### [Material provided]
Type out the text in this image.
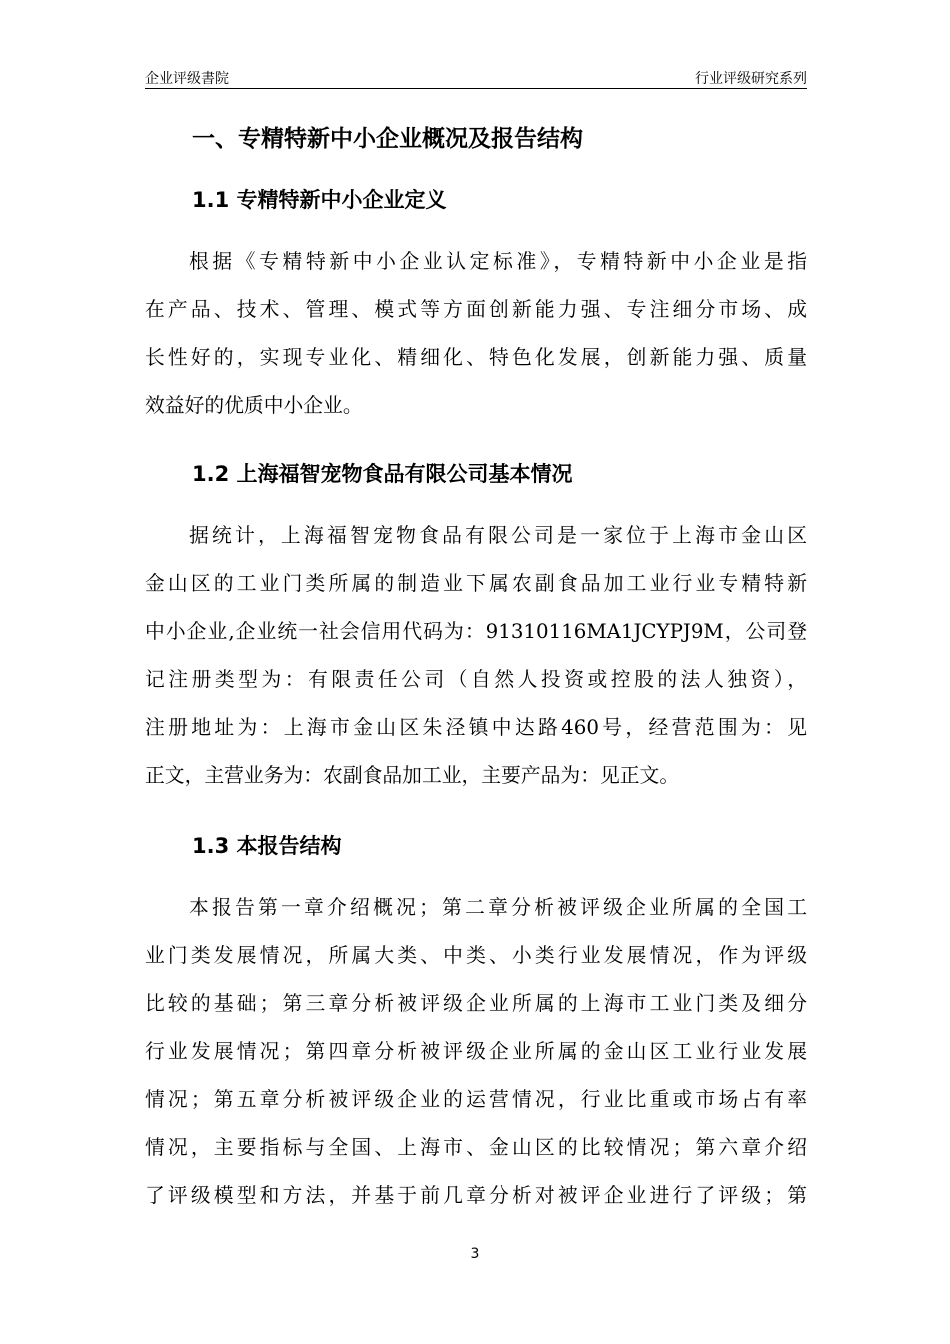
企业评级書院	行业评级研究系列
一、专精特新中小企业概况及报告结构
1.1 专精特新中小企业定义
根据《专精特新中小企业认定标准》，专精特新中小企业是指
在产品、技术、管理、模式等方面创新能力强、专注细分市场、成
长性好的，实现专业化、精细化、特色化发展，创新能力强、质量
效益好的优质中小企业。
1.2 上海福智宠物食品有限公司基本情况
据统计，上海福智宠物食品有限公司是一家位于上海市金山区
金山区的工业门类所属的制造业下属农副食品加工业行业专精特新
中小企业,企业统一社会信用代码为：91310116MA1JCYPJ9M，公司登
记注册类型为：有限责任公司（自然人投资或控股的法人独资），
注册地址为：上海市金山区朱泾镇中达路460号，经营范围为：见
正文，主营业务为：农副食品加工业，主要产品为：见正文。
1.3 本报告结构
本报告第一章介绍概况；第二章分析被评级企业所属的全国工
业门类发展情况，所属大类、中类、小类行业发展情况，作为评级
比较的基础；第三章分析被评级企业所属的上海市工业门类及细分
行业发展情况；第四章分析被评级企业所属的金山区工业行业发展
情况；第五章分析被评级企业的运营情况，行业比重或市场占有率
情况，主要指标与全国、上海市、金山区的比较情况；第六章介绍
了评级模型和方法，并基于前几章分析对被评企业进行了评级；第
3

### [Job]
Transcribe the material as is, with images omitted.

### [Right answer]
Type out the text in this image.
企业评级書院	行业评级研究系列
一、专精特新中小企业概况及报告结构
1.1 专精特新中小企业定义
根据《专精特新中小企业认定标准》，专精特新中小企业是指
在产品、技术、管理、模式等方面创新能力强、专注细分市场、成
长性好的，实现专业化、精细化、特色化发展，创新能力强、质量
效益好的优质中小企业。
1.2 上海福智宠物食品有限公司基本情况
据统计，上海福智宠物食品有限公司是一家位于上海市金山区
金山区的工业门类所属的制造业下属农副食品加工业行业专精特新
中小企业,企业统一社会信用代码为：91310116MA1JCYPJ9M，公司登
记注册类型为：有限责任公司（自然人投资或控股的法人独资），
注册地址为：上海市金山区朱泾镇中达路460号，经营范围为：见
正文，主营业务为：农副食品加工业，主要产品为：见正文。
1.3 本报告结构
本报告第一章介绍概况；第二章分析被评级企业所属的全国工
业门类发展情况，所属大类、中类、小类行业发展情况，作为评级
比较的基础；第三章分析被评级企业所属的上海市工业门类及细分
行业发展情况；第四章分析被评级企业所属的金山区工业行业发展
情况；第五章分析被评级企业的运营情况，行业比重或市场占有率
情况，主要指标与全国、上海市、金山区的比较情况；第六章介绍
了评级模型和方法，并基于前几章分析对被评企业进行了评级；第
3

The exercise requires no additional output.